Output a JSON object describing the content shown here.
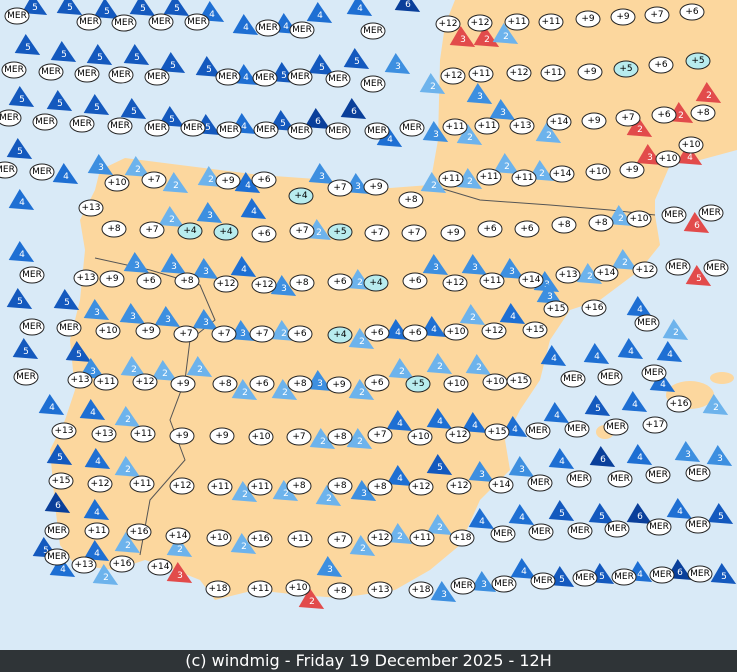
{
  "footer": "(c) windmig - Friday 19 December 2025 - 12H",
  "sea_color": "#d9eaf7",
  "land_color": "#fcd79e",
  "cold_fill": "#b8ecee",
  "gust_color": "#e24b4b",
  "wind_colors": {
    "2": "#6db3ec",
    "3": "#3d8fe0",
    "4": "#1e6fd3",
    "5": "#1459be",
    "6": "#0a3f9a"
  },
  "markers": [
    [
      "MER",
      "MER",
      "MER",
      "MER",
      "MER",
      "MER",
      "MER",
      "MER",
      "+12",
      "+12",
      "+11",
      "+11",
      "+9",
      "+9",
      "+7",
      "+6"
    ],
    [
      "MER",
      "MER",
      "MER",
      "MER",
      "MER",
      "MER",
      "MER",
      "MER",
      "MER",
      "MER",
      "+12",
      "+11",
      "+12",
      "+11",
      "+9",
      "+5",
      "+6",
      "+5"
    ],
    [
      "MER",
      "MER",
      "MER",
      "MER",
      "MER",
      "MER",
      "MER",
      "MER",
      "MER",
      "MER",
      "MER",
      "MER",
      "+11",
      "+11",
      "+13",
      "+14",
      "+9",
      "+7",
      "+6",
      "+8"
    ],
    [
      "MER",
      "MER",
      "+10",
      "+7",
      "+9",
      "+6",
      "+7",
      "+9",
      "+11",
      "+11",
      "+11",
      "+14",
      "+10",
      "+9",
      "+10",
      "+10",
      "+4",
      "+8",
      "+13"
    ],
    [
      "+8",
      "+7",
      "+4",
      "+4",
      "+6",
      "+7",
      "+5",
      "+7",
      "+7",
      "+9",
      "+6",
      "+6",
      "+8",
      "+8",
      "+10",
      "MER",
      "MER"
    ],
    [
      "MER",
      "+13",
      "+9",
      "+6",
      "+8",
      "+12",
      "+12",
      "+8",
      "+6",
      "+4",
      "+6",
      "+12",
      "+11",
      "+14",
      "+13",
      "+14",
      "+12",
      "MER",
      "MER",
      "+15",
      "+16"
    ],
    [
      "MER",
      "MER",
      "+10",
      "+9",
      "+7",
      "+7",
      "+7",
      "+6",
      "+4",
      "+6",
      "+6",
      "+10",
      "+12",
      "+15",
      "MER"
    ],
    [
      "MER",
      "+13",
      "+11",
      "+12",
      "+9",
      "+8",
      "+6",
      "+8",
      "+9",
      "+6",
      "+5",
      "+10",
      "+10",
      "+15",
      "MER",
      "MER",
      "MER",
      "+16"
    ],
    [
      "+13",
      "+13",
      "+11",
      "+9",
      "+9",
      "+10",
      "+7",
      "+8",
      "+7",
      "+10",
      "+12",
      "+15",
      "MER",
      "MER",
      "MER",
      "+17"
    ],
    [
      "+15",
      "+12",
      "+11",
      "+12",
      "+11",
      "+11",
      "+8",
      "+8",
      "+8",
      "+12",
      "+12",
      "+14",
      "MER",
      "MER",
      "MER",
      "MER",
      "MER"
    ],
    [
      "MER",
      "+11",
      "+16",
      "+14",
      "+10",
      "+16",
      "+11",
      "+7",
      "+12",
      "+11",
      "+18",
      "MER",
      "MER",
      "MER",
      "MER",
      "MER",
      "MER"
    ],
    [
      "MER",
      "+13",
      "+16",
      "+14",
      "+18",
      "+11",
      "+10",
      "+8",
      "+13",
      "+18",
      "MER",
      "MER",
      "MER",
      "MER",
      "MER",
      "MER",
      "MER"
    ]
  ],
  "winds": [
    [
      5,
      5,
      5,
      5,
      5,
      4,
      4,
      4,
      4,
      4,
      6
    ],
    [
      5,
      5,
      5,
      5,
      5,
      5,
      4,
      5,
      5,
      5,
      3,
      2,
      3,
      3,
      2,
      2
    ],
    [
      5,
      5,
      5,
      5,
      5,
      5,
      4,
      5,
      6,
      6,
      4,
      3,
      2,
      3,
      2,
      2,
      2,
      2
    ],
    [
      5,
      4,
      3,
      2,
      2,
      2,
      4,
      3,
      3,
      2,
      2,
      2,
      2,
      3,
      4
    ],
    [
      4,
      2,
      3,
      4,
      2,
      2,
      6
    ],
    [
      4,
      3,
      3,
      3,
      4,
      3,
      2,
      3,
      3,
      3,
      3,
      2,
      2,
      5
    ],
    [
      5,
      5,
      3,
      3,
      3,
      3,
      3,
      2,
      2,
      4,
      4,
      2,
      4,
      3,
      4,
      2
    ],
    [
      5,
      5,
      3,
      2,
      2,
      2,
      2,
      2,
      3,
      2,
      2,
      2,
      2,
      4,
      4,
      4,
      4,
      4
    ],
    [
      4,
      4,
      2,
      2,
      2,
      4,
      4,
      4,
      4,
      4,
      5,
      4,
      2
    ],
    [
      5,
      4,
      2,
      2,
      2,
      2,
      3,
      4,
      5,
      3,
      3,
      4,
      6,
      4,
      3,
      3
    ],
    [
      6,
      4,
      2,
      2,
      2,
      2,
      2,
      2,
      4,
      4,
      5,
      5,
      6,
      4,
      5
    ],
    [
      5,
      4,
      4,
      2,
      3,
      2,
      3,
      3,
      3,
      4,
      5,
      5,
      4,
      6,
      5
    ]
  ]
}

-- -- --

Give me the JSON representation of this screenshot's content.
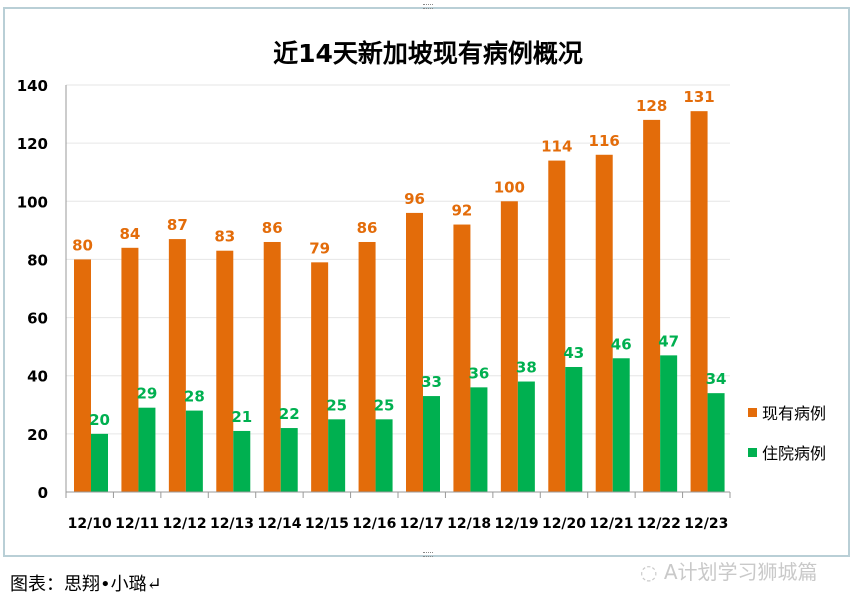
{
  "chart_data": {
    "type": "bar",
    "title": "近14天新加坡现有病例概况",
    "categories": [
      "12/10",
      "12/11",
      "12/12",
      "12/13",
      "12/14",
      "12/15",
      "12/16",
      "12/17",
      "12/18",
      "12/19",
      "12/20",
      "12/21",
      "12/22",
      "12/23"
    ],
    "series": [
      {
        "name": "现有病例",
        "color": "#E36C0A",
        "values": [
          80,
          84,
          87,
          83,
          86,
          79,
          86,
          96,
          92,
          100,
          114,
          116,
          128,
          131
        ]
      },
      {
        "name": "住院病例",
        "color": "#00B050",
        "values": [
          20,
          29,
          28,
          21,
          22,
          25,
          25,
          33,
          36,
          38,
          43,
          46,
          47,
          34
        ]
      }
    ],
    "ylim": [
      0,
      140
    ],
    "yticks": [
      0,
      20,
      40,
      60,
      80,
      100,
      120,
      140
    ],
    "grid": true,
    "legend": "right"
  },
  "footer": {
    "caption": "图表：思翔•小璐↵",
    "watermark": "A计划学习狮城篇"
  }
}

-- -- --

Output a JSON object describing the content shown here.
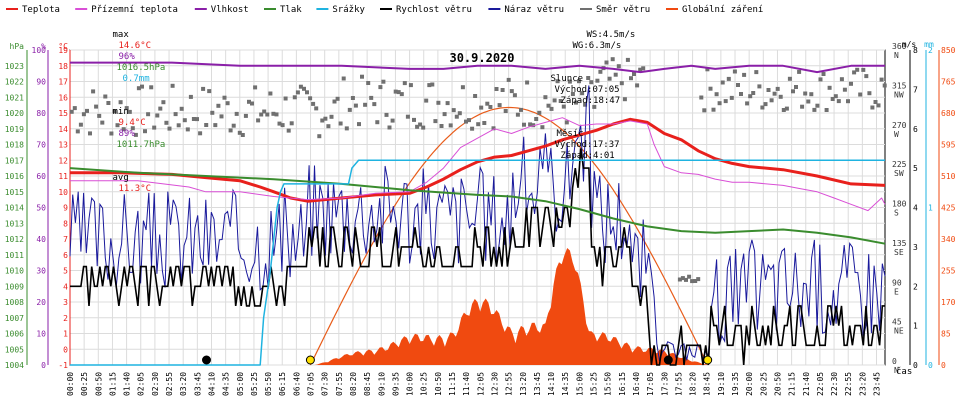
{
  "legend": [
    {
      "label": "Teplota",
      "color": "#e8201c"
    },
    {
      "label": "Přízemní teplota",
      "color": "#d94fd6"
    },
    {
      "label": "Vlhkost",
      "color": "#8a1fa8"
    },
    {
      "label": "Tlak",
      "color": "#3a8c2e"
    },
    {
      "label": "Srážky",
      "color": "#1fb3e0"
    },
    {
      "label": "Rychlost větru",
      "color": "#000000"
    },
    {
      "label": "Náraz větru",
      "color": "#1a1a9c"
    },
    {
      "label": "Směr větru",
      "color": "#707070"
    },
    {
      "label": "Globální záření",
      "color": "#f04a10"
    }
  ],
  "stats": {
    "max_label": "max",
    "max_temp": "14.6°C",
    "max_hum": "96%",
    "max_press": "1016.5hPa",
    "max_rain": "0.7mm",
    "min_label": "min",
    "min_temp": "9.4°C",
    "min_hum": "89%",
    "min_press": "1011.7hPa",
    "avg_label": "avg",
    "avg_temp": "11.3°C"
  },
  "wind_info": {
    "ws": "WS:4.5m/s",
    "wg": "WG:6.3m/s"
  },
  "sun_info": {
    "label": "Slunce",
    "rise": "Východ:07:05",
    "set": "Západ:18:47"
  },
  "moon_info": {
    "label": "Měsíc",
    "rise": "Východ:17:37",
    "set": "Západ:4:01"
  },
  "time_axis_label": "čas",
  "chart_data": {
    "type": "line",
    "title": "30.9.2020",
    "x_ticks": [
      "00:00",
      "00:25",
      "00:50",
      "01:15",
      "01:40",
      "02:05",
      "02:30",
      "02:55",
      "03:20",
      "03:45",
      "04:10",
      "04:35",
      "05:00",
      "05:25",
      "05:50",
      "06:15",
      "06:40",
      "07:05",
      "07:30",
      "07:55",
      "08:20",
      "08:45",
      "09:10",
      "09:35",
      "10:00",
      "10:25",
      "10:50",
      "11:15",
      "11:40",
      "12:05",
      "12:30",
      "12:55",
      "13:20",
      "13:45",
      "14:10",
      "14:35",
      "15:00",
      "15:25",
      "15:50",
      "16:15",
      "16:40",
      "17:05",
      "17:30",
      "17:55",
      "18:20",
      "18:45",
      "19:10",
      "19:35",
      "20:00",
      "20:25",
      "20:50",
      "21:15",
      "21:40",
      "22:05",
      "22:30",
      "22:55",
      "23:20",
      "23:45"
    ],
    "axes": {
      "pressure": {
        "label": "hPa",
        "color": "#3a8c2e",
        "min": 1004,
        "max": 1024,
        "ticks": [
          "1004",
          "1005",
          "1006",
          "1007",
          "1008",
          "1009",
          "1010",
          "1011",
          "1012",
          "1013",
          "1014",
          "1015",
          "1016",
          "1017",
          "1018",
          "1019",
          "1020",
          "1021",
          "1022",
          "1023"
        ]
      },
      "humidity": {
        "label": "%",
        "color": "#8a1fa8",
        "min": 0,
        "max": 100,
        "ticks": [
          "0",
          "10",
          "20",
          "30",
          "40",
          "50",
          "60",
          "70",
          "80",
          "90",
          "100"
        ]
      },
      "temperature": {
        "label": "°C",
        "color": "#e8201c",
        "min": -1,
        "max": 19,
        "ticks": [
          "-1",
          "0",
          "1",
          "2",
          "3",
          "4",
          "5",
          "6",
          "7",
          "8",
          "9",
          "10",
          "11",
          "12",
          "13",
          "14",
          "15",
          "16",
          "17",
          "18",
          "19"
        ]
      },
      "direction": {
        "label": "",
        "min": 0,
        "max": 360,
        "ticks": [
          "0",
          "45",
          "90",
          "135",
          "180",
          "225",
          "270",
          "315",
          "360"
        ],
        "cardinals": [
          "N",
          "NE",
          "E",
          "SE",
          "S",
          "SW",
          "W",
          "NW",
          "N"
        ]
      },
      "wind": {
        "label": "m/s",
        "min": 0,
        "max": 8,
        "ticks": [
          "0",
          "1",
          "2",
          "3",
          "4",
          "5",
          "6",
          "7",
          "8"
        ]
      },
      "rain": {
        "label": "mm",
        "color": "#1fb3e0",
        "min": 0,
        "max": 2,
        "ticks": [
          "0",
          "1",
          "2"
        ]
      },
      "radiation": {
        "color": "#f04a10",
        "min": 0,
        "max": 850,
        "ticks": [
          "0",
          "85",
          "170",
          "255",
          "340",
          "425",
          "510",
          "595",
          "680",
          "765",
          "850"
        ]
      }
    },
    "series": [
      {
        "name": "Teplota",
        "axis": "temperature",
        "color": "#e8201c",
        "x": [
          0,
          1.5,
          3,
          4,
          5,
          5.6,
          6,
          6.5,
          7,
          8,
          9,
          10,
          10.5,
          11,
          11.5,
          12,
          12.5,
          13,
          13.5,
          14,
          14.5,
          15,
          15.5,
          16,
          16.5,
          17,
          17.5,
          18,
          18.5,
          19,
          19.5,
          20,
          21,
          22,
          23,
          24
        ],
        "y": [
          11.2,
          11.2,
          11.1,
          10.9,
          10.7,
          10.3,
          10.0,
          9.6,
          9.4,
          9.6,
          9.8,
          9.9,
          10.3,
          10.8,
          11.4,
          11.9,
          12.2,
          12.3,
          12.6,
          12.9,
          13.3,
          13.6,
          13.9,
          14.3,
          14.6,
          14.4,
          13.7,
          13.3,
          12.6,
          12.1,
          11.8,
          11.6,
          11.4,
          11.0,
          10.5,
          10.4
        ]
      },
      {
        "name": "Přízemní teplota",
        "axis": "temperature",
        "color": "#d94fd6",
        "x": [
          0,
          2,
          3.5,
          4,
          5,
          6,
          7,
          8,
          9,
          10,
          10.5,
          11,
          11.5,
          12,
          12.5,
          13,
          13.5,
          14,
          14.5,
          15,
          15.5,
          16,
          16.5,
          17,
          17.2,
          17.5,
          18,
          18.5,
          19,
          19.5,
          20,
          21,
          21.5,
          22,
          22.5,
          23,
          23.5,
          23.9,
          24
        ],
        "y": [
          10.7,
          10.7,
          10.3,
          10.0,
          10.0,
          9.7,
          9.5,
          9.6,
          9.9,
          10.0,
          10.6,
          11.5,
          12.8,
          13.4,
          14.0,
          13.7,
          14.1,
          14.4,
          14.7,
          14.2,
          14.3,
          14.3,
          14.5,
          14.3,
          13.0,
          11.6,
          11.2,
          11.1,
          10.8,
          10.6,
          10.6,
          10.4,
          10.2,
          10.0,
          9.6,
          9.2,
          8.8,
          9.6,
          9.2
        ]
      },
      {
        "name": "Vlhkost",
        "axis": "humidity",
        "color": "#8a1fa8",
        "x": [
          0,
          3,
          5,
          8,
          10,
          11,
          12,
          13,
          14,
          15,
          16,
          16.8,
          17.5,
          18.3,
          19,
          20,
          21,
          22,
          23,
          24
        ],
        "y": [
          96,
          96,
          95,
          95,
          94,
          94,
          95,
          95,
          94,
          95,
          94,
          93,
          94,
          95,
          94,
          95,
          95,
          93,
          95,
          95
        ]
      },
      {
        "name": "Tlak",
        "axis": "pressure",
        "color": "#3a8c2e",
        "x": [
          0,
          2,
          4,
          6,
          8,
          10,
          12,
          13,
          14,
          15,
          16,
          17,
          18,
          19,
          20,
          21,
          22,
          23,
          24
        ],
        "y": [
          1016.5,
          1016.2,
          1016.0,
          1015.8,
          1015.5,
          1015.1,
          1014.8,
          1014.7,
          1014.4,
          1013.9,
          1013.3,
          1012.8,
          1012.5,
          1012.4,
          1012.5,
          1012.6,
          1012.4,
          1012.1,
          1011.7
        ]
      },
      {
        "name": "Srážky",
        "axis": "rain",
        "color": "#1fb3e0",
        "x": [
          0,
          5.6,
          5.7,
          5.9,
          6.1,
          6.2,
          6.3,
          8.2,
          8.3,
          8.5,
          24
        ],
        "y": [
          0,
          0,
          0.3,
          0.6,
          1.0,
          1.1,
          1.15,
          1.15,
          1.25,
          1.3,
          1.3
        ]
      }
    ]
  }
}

-- -- --

◆ What is required
Copy each line above that contains the string "footer".

◆ Exercise answer
  "footer": "(c) windmig - Friday 19 December 2025 - 12H",
  "footer": {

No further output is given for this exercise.